_Task objective:_
Retype the records in full, keeping each character as it is.

_Records provided:_
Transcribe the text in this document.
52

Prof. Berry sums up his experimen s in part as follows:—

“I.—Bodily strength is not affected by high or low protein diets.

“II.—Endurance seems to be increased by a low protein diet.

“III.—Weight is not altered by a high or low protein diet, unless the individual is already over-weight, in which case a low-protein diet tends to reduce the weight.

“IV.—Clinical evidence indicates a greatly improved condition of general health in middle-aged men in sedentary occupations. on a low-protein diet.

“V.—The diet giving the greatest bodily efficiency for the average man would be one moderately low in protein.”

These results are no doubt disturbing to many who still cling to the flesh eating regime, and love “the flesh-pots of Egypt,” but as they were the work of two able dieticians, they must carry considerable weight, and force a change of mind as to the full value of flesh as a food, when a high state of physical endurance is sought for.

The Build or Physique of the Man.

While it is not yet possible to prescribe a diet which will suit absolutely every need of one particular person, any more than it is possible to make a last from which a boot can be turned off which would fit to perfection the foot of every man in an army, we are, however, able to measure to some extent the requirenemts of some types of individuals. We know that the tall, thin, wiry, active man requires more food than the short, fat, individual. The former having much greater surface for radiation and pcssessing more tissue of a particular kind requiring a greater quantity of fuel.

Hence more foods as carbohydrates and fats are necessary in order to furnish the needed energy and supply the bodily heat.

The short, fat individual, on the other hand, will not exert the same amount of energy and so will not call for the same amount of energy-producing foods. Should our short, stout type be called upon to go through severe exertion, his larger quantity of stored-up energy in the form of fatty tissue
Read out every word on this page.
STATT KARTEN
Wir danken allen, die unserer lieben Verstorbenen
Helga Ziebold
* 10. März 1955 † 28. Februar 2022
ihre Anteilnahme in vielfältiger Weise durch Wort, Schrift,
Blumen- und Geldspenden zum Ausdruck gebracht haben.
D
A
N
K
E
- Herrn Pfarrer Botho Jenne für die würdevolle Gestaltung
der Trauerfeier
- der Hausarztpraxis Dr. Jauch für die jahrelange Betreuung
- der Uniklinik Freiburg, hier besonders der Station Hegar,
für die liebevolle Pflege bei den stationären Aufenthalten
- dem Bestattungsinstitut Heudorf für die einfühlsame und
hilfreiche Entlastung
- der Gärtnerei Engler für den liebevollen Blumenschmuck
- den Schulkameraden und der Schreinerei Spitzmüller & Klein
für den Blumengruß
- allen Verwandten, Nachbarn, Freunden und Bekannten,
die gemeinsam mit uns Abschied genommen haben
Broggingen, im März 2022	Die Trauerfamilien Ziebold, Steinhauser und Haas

_Answer to this problem:_
Transcribe the text in this document.
52

Prof. Berry sums up his experimen s in part as follows:—

“I.—Bodily strength is not affected by high or low protein diets.

“II.—Endurance seems to be increased by a low protein diet.

“III.—Weight is not altered by a high or low protein diet, unless the individual is already over-weight, in which case a low-protein diet tends to reduce the weight.

“IV.—Clinical evidence indicates a greatly improved condition of general health in middle-aged men in sedentary occupations. on a low-protein diet.

“V.—The diet giving the greatest bodily efficiency for the average man would be one moderately low in protein.”

These results are no doubt disturbing to many who still cling to the flesh eating regime, and love “the flesh-pots of Egypt,” but as they were the work of two able dieticians, they must carry considerable weight, and force a change of mind as to the full value of flesh as a food, when a high state of physical endurance is sought for.

The Build or Physique of the Man.

While it is not yet possible to prescribe a diet which will suit absolutely every need of one particular person, any more than it is possible to make a last from which a boot can be turned off which would fit to perfection the foot of every man in an army, we are, however, able to measure to some extent the requirenemts of some types of individuals. We know that the tall, thin, wiry, active man requires more food than the short, fat, individual. The former having much greater surface for radiation and pcssessing more tissue of a particular kind requiring a greater quantity of fuel.

Hence more foods as carbohydrates and fats are necessary in order to furnish the needed energy and supply the bodily heat.

The short, fat individual, on the other hand, will not exert the same amount of energy and so will not call for the same amount of energy-producing foods. Should our short, stout type be called upon to go through severe exertion, his larger quantity of stored-up energy in the form of fatty tissue
Read out every word on this page.
STATT KARTEN
Wir danken allen, die unserer lieben Verstorbenen
Helga Ziebold
* 10. März 1955 † 28. Februar 2022
ihre Anteilnahme in vielfältiger Weise durch Wort, Schrift,
Blumen- und Geldspenden zum Ausdruck gebracht haben.
D
A
N
K
E
- Herrn Pfarrer Botho Jenne für die würdevolle Gestaltung
der Trauerfeier
- der Hausarztpraxis Dr. Jauch für die jahrelange Betreuung
- der Uniklinik Freiburg, hier besonders der Station Hegar,
für die liebevolle Pflege bei den stationären Aufenthalten
- dem Bestattungsinstitut Heudorf für die einfühlsame und
hilfreiche Entlastung
- der Gärtnerei Engler für den liebevollen Blumenschmuck
- den Schulkameraden und der Schreinerei Spitzmüller & Klein
für den Blumengruß
- allen Verwandten, Nachbarn, Freunden und Bekannten,
die gemeinsam mit uns Abschied genommen haben
Broggingen, im März 2022	Die Trauerfamilien Ziebold, Steinhauser und Haas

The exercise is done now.